__Written problem__: Report how many lines include the word "Статутѣ", and nothing besides that number.

## START Dataset content

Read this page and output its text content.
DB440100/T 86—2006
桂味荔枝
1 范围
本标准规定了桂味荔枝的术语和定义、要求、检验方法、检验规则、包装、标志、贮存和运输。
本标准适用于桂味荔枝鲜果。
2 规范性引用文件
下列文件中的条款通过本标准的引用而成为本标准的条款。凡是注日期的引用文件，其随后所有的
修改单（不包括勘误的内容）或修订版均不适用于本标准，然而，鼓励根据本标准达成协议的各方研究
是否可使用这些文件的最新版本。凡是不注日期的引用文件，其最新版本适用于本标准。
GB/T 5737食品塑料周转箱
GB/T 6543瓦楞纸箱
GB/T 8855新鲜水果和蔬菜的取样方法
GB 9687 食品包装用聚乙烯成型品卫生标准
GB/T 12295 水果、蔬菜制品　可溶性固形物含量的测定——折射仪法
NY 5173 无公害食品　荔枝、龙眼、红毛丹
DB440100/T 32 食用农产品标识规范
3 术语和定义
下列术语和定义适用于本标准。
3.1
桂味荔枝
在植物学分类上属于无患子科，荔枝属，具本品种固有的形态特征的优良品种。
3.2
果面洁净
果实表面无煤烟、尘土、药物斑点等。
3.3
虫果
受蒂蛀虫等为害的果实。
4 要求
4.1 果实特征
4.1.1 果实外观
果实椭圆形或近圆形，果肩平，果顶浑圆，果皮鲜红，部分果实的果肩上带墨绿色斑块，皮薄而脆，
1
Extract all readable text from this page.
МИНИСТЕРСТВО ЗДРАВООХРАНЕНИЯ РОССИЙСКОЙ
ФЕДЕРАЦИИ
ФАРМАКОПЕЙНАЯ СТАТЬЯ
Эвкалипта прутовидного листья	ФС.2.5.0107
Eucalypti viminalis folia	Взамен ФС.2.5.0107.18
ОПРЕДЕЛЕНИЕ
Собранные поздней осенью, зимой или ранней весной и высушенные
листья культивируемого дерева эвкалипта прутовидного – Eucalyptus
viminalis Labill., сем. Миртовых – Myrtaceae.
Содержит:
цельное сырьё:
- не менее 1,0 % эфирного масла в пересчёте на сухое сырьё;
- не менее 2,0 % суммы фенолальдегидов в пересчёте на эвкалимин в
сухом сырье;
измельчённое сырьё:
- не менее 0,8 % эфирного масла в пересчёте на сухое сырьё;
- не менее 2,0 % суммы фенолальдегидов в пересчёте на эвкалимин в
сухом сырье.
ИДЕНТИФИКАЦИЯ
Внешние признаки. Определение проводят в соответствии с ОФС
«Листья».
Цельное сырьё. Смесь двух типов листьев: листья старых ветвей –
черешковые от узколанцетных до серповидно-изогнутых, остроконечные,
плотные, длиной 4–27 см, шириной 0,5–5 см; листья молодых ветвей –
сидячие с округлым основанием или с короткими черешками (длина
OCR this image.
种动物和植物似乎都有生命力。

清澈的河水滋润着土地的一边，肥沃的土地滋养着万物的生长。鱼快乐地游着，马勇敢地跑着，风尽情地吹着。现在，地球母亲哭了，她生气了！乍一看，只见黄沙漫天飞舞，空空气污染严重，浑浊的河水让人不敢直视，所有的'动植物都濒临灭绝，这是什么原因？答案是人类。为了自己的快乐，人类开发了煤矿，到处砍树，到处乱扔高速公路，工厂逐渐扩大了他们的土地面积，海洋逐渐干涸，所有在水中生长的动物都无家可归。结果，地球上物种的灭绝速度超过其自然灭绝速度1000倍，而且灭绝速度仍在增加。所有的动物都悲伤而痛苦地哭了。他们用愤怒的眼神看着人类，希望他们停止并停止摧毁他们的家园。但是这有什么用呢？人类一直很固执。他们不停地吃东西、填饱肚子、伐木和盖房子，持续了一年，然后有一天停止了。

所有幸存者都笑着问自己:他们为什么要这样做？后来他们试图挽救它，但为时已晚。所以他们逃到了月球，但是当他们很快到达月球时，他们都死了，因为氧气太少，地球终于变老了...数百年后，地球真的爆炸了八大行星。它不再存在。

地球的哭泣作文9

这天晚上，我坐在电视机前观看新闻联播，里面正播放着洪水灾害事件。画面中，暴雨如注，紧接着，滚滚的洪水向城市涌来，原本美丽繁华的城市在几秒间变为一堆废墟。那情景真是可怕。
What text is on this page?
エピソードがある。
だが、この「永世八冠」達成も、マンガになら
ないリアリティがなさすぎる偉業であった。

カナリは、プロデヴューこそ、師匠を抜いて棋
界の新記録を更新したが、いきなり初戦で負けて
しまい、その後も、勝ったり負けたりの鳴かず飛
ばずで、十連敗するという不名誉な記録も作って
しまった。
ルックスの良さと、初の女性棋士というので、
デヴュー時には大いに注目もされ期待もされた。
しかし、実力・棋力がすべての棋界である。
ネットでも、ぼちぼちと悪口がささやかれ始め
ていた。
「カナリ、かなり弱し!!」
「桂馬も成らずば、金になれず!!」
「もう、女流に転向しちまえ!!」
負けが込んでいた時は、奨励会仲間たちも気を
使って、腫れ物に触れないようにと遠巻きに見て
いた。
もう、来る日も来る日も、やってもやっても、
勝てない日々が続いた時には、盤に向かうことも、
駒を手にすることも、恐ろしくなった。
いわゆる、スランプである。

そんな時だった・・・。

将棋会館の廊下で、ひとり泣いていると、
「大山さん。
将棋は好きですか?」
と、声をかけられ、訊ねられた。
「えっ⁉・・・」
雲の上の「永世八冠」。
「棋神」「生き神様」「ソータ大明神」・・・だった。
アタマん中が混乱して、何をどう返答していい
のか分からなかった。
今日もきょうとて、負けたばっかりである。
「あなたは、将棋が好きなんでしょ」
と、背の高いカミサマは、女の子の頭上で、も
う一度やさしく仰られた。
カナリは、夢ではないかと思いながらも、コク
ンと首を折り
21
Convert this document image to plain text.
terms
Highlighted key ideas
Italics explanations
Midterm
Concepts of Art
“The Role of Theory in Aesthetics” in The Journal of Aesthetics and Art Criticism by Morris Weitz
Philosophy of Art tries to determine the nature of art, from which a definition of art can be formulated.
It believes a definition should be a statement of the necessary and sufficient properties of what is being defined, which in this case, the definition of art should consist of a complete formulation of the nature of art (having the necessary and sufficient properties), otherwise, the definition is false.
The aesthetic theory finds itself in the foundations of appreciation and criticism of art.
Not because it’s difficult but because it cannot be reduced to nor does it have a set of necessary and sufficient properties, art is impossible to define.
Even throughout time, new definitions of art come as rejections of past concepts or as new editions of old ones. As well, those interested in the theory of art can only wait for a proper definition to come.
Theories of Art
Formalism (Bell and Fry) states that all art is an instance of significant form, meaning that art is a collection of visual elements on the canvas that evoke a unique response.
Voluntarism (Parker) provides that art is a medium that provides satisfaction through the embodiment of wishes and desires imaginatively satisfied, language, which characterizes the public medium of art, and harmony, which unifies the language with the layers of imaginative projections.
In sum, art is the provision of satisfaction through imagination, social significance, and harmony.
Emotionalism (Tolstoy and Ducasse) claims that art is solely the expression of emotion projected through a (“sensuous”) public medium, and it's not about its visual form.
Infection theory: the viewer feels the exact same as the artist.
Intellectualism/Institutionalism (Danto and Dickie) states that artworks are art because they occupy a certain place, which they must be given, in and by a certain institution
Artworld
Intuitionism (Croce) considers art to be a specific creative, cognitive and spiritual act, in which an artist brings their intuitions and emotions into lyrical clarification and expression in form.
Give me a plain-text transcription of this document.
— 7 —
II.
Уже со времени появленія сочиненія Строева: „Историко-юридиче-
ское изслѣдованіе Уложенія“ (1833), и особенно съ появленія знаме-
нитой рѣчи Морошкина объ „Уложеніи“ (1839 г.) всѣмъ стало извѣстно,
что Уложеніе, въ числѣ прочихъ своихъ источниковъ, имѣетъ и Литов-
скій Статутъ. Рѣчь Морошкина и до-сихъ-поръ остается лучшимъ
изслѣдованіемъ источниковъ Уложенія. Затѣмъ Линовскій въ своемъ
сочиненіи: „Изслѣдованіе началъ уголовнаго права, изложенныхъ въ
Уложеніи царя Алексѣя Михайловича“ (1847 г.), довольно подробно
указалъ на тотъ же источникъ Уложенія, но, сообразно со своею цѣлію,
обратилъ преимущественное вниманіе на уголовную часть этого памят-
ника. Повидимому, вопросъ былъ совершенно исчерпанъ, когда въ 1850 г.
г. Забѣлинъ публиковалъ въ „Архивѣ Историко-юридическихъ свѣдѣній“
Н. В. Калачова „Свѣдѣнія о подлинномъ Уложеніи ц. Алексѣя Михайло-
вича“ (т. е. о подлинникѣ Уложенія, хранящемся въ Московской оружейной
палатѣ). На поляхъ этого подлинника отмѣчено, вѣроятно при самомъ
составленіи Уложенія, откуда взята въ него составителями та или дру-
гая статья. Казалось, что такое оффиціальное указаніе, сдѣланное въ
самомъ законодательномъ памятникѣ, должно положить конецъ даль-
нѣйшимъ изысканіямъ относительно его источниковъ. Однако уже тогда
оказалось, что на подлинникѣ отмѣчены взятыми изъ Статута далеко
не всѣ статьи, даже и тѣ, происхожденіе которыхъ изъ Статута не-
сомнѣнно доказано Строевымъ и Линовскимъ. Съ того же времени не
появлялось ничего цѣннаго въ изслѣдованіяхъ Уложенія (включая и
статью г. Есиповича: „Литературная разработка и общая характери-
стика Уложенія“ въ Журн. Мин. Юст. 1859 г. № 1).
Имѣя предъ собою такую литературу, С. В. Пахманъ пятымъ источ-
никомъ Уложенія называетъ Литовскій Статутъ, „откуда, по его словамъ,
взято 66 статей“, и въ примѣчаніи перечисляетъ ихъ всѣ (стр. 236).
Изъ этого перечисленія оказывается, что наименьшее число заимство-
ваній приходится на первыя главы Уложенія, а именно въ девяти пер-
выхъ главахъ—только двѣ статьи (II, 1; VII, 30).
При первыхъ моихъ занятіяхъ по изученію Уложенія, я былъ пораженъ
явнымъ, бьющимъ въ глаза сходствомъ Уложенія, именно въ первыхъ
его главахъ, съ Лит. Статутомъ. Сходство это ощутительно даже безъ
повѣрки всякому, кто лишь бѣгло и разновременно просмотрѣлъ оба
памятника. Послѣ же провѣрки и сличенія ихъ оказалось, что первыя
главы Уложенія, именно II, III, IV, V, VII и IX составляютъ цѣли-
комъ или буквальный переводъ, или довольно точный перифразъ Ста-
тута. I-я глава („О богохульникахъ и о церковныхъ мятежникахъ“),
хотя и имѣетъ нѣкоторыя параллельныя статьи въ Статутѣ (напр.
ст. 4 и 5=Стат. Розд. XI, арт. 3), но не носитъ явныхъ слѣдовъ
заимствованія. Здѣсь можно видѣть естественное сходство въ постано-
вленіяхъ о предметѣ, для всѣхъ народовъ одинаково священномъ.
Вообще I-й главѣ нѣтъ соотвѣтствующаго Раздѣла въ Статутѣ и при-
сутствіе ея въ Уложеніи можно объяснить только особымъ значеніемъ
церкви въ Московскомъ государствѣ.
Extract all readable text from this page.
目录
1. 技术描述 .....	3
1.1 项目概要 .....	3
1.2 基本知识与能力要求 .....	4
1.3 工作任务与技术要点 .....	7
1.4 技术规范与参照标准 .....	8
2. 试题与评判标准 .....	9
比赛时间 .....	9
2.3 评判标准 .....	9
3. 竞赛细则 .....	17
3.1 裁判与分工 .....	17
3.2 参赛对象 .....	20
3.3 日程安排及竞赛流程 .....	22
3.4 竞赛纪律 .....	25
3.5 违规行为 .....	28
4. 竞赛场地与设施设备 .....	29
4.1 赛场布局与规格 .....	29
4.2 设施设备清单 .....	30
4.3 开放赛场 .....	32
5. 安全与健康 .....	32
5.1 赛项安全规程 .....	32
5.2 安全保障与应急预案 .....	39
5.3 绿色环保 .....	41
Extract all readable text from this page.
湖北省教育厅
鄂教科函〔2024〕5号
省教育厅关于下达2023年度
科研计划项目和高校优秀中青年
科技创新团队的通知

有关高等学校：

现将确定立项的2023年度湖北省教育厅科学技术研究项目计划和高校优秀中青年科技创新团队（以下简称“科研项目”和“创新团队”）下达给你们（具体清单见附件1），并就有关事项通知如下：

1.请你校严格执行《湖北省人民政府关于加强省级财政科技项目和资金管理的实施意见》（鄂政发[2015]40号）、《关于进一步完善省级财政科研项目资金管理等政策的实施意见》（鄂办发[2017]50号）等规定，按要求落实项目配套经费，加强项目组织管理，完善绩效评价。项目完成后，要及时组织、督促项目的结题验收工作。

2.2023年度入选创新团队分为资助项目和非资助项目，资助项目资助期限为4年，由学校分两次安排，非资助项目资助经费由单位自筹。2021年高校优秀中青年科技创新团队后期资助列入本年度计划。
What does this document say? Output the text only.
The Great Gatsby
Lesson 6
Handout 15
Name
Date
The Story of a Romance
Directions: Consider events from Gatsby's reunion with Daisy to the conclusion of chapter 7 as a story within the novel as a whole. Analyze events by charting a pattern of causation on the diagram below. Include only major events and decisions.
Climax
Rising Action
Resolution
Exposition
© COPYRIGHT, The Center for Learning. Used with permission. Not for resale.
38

## END Dataset content

__Solved problem__: 2